**Problem description**: Copy out the entries below precisely; nothing is to be omitted.
** begin Task material **
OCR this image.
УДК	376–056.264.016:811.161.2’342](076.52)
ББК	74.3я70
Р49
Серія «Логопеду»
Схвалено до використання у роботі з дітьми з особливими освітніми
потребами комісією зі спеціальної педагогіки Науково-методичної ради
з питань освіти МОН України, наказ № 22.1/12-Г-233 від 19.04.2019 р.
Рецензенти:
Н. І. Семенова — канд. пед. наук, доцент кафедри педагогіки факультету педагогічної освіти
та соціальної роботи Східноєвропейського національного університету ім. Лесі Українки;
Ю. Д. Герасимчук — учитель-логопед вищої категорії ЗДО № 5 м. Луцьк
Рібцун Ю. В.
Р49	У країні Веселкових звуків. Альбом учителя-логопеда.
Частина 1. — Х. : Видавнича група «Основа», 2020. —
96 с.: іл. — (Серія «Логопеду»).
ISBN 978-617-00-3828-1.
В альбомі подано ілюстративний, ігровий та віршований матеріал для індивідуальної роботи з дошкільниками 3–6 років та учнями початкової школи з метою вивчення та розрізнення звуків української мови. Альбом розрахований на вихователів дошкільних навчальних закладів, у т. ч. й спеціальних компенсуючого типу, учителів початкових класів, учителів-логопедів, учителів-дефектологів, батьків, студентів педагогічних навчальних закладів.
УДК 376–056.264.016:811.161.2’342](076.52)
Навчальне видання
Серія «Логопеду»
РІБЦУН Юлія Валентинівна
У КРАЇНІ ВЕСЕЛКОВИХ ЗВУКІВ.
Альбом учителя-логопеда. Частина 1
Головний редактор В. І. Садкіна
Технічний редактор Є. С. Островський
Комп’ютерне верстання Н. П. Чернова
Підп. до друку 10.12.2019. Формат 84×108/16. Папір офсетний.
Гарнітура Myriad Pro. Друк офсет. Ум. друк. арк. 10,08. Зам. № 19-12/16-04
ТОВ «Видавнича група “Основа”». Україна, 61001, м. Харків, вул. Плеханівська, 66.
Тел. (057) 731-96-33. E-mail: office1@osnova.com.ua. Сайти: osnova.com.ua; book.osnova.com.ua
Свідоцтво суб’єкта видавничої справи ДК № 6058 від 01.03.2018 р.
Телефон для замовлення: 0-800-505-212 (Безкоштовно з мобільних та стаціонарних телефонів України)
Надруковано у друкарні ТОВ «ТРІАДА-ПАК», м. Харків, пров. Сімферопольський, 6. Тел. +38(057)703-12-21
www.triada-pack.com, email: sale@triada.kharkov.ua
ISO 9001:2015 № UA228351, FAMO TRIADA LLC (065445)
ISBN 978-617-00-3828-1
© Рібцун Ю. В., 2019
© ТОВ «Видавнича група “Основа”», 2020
** end Task material **
**Solution to this exercise**:
OCR this image.
УДК	376–056.264.016:811.161.2’342](076.52)
ББК	74.3я70
Р49
Серія «Логопеду»
Схвалено до використання у роботі з дітьми з особливими освітніми
потребами комісією зі спеціальної педагогіки Науково-методичної ради
з питань освіти МОН України, наказ № 22.1/12-Г-233 від 19.04.2019 р.
Рецензенти:
Н. І. Семенова — канд. пед. наук, доцент кафедри педагогіки факультету педагогічної освіти
та соціальної роботи Східноєвропейського національного університету ім. Лесі Українки;
Ю. Д. Герасимчук — учитель-логопед вищої категорії ЗДО № 5 м. Луцьк
Рібцун Ю. В.
Р49	У країні Веселкових звуків. Альбом учителя-логопеда.
Частина 1. — Х. : Видавнича група «Основа», 2020. —
96 с.: іл. — (Серія «Логопеду»).
ISBN 978-617-00-3828-1.
В альбомі подано ілюстративний, ігровий та віршований матеріал для індивідуальної роботи з дошкільниками 3–6 років та учнями початкової школи з метою вивчення та розрізнення звуків української мови. Альбом розрахований на вихователів дошкільних навчальних закладів, у т. ч. й спеціальних компенсуючого типу, учителів початкових класів, учителів-логопедів, учителів-дефектологів, батьків, студентів педагогічних навчальних закладів.
УДК 376–056.264.016:811.161.2’342](076.52)
Навчальне видання
Серія «Логопеду»
РІБЦУН Юлія Валентинівна
У КРАЇНІ ВЕСЕЛКОВИХ ЗВУКІВ.
Альбом учителя-логопеда. Частина 1
Головний редактор В. І. Садкіна
Технічний редактор Є. С. Островський
Комп’ютерне верстання Н. П. Чернова
Підп. до друку 10.12.2019. Формат 84×108/16. Папір офсетний.
Гарнітура Myriad Pro. Друк офсет. Ум. друк. арк. 10,08. Зам. № 19-12/16-04
ТОВ «Видавнича група “Основа”». Україна, 61001, м. Харків, вул. Плеханівська, 66.
Тел. (057) 731-96-33. E-mail: office1@osnova.com.ua. Сайти: osnova.com.ua; book.osnova.com.ua
Свідоцтво суб’єкта видавничої справи ДК № 6058 від 01.03.2018 р.
Телефон для замовлення: 0-800-505-212 (Безкоштовно з мобільних та стаціонарних телефонів України)
Надруковано у друкарні ТОВ «ТРІАДА-ПАК», м. Харків, пров. Сімферопольський, 6. Тел. +38(057)703-12-21
www.triada-pack.com, email: sale@triada.kharkov.ua
ISO 9001:2015 № UA228351, FAMO TRIADA LLC (065445)
ISBN 978-617-00-3828-1
© Рібцун Ю. В., 2019
© ТОВ «Видавнича група “Основа”», 2020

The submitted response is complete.